> What you will do: In the records below, find each line containing the word "ylabel" and copy it.

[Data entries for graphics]
>> BEGIN
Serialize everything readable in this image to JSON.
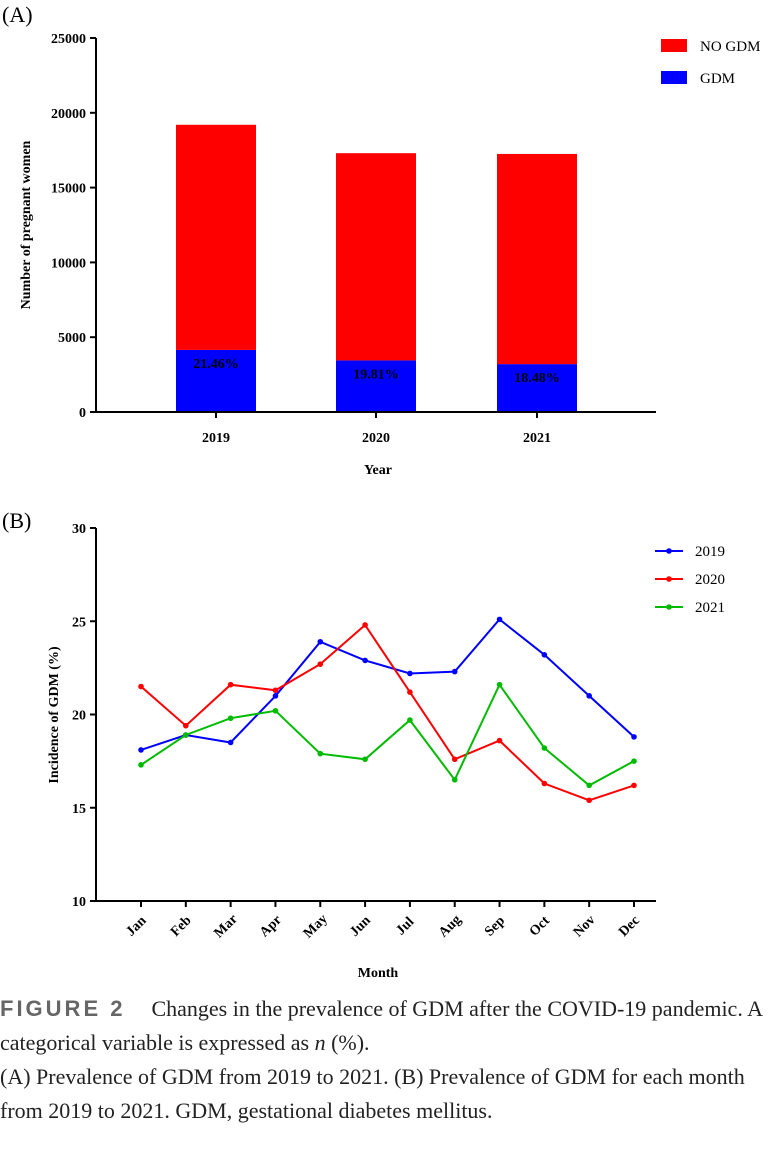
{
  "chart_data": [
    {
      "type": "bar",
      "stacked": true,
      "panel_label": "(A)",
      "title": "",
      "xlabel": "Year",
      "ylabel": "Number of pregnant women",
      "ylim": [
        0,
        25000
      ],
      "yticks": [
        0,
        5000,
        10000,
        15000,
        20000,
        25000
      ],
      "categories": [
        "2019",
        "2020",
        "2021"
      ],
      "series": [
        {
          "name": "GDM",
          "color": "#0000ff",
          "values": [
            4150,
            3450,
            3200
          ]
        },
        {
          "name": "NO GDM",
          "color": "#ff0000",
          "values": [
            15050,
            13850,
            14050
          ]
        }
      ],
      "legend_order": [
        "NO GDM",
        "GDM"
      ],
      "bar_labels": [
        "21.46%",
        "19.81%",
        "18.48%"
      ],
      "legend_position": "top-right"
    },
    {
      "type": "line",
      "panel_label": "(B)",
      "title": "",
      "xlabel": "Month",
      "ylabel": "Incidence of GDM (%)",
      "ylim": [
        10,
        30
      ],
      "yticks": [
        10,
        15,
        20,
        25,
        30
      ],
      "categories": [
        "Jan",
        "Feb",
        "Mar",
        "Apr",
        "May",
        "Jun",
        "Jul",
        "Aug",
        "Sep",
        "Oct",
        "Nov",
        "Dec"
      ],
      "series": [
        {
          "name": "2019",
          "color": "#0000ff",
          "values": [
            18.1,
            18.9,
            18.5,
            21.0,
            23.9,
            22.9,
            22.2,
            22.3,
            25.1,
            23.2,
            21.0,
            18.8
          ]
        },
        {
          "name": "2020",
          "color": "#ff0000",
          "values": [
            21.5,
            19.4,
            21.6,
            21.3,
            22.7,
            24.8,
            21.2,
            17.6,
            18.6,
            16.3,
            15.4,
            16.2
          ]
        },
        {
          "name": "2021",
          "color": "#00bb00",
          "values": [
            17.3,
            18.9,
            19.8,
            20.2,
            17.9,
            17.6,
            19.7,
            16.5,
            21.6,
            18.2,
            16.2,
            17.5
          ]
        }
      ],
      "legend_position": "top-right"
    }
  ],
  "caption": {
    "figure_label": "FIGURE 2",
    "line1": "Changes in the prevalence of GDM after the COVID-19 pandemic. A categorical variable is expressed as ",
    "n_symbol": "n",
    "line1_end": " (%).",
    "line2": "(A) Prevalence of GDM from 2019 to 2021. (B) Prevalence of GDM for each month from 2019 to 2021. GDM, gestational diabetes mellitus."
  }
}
>> END
>> BEGIN
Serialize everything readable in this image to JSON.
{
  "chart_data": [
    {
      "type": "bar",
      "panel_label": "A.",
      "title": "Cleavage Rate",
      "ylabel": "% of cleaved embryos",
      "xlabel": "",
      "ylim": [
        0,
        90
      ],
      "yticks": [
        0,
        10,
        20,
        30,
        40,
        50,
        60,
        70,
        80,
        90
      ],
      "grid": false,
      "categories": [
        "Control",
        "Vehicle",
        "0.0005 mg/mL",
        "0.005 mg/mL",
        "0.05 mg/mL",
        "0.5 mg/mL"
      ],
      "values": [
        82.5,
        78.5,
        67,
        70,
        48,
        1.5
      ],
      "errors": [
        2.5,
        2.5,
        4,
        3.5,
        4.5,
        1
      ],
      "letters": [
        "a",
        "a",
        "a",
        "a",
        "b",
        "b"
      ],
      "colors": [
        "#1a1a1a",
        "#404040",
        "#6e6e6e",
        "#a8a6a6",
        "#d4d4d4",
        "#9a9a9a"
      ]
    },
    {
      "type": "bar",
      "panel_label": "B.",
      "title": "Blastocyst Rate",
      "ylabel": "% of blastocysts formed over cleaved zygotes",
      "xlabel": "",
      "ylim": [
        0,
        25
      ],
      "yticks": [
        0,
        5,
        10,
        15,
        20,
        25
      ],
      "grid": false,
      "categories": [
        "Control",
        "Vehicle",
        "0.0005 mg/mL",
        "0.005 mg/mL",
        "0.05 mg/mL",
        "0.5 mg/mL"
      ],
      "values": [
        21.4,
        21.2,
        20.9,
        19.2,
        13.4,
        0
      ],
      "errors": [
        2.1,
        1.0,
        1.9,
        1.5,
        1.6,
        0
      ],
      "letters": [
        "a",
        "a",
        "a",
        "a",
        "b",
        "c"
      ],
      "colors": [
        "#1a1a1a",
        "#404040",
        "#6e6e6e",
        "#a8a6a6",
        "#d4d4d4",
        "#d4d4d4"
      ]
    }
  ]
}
>> END
> Complete answer:
      "ylabel": "Number of pregnant women",
      "ylabel": "Incidence of GDM (%)",
      "ylabel": "% of cleaved embryos",
      "ylabel": "% of blastocysts formed over cleaved zygotes",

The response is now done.